(Data records)
= = = = = = =
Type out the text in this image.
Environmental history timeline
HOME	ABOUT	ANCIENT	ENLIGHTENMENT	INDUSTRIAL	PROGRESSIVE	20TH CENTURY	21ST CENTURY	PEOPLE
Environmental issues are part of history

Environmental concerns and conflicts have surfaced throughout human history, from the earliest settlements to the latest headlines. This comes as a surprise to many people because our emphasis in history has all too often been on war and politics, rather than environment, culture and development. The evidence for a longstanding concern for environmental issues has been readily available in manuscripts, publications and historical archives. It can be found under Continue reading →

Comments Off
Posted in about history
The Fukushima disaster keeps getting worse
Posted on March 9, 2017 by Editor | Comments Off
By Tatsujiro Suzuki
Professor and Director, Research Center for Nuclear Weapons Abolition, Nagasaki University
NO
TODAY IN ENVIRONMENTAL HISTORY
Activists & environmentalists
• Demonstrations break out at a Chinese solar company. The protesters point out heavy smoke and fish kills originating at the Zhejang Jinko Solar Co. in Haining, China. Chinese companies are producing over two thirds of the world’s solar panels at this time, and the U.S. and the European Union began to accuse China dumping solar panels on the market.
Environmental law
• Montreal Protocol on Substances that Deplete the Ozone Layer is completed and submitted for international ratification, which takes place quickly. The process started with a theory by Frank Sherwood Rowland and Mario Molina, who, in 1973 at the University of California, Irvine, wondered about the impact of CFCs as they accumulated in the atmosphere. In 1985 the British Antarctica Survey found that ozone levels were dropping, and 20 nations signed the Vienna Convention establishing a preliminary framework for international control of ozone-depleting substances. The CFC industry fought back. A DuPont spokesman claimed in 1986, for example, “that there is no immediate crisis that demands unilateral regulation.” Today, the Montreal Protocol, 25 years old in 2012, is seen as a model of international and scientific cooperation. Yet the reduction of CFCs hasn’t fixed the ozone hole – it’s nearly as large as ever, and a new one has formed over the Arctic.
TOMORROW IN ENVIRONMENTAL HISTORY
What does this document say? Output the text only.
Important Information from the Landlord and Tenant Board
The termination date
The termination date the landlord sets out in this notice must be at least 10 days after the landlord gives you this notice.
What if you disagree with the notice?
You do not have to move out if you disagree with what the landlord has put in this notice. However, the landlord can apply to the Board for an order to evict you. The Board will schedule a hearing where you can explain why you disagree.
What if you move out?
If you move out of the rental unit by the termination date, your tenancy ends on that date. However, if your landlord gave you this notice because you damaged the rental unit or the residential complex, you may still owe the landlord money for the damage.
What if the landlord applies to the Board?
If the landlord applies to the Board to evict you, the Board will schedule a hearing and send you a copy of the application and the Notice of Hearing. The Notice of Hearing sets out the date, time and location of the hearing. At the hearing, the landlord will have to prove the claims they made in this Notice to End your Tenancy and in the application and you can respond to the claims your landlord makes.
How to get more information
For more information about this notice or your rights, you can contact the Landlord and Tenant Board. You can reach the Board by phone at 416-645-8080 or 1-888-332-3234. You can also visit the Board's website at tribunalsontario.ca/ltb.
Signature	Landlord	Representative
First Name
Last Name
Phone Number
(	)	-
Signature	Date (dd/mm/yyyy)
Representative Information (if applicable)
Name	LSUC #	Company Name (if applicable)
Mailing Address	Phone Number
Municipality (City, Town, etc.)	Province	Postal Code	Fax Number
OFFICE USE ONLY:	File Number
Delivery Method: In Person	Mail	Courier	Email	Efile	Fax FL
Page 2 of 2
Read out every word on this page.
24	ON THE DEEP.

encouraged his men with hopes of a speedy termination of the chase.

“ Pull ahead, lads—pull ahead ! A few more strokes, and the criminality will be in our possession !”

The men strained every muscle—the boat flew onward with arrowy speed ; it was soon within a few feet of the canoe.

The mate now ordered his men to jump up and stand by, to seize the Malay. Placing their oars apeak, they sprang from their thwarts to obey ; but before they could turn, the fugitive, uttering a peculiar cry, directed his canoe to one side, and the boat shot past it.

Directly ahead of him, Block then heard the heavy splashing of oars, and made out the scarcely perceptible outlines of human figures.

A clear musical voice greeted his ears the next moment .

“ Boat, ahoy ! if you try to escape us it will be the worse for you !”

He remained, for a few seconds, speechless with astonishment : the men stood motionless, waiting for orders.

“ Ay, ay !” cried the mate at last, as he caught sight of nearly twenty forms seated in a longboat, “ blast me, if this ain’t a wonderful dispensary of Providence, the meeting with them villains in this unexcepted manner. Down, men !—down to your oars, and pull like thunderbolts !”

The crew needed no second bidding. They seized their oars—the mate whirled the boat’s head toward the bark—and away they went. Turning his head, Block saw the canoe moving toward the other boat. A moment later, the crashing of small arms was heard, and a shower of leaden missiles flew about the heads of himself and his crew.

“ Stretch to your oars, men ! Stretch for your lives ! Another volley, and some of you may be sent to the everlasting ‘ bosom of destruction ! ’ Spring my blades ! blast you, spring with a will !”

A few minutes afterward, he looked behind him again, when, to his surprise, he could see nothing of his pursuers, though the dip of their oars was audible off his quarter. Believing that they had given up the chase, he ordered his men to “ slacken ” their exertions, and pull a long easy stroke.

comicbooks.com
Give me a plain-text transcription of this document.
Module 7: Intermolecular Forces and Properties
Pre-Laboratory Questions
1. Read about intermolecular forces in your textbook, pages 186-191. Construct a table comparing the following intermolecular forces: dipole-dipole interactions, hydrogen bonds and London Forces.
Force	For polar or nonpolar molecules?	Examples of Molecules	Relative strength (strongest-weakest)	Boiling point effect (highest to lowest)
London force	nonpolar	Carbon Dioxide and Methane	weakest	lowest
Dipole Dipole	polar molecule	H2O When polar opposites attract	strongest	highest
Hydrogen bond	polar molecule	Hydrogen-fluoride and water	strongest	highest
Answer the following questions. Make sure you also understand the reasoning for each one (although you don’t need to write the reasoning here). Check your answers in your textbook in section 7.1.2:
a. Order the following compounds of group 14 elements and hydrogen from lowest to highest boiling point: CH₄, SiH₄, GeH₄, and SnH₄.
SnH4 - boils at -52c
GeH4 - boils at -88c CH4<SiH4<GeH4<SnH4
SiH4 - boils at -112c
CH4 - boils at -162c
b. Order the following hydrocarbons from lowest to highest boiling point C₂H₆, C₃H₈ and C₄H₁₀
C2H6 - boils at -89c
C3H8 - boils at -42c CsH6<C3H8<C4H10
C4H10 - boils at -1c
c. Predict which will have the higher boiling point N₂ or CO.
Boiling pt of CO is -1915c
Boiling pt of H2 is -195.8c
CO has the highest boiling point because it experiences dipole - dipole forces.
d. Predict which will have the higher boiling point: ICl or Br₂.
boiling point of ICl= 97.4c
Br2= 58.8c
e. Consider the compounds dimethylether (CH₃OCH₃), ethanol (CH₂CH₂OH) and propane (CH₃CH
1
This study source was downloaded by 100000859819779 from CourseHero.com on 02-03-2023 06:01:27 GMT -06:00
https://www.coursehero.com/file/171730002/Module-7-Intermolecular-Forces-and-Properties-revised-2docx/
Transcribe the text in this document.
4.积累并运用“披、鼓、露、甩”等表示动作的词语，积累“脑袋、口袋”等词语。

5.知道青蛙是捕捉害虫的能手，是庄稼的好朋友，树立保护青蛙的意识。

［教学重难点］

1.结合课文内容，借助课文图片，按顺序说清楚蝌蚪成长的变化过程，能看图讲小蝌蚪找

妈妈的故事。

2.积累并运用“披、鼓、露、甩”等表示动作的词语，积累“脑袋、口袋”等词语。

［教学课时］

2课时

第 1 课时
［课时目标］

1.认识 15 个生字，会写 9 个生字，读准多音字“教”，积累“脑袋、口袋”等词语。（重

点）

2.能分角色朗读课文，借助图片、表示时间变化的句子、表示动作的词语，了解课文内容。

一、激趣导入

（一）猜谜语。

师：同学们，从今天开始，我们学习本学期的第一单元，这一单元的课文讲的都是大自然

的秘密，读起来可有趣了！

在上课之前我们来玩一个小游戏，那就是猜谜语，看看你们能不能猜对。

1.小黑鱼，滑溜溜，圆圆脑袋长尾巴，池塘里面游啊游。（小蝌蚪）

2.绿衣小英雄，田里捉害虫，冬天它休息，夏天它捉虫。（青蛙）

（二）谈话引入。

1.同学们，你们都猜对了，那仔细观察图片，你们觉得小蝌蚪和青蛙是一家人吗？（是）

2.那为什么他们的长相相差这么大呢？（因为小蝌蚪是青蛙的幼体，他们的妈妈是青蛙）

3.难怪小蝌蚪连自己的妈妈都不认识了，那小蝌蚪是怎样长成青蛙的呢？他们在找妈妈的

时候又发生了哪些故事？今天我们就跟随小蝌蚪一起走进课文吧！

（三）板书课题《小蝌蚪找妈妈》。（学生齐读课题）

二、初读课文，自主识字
= = = = = = =
__Instructions to follow__. Return only the lines running from the line with "Transcribe the text in this document." to the last line of the records, both included, exactly as written.

__Task answer__.
Transcribe the text in this document.
4.积累并运用“披、鼓、露、甩”等表示动作的词语，积累“脑袋、口袋”等词语。

5.知道青蛙是捕捉害虫的能手，是庄稼的好朋友，树立保护青蛙的意识。

［教学重难点］

1.结合课文内容，借助课文图片，按顺序说清楚蝌蚪成长的变化过程，能看图讲小蝌蚪找

妈妈的故事。

2.积累并运用“披、鼓、露、甩”等表示动作的词语，积累“脑袋、口袋”等词语。

［教学课时］

2课时

第 1 课时
［课时目标］

1.认识 15 个生字，会写 9 个生字，读准多音字“教”，积累“脑袋、口袋”等词语。（重

点）

2.能分角色朗读课文，借助图片、表示时间变化的句子、表示动作的词语，了解课文内容。

一、激趣导入

（一）猜谜语。

师：同学们，从今天开始，我们学习本学期的第一单元，这一单元的课文讲的都是大自然

的秘密，读起来可有趣了！

在上课之前我们来玩一个小游戏，那就是猜谜语，看看你们能不能猜对。

1.小黑鱼，滑溜溜，圆圆脑袋长尾巴，池塘里面游啊游。（小蝌蚪）

2.绿衣小英雄，田里捉害虫，冬天它休息，夏天它捉虫。（青蛙）

（二）谈话引入。

1.同学们，你们都猜对了，那仔细观察图片，你们觉得小蝌蚪和青蛙是一家人吗？（是）

2.那为什么他们的长相相差这么大呢？（因为小蝌蚪是青蛙的幼体，他们的妈妈是青蛙）

3.难怪小蝌蚪连自己的妈妈都不认识了，那小蝌蚪是怎样长成青蛙的呢？他们在找妈妈的

时候又发生了哪些故事？今天我们就跟随小蝌蚪一起走进课文吧！

（三）板书课题《小蝌蚪找妈妈》。（学生齐读课题）

二、初读课文，自主识字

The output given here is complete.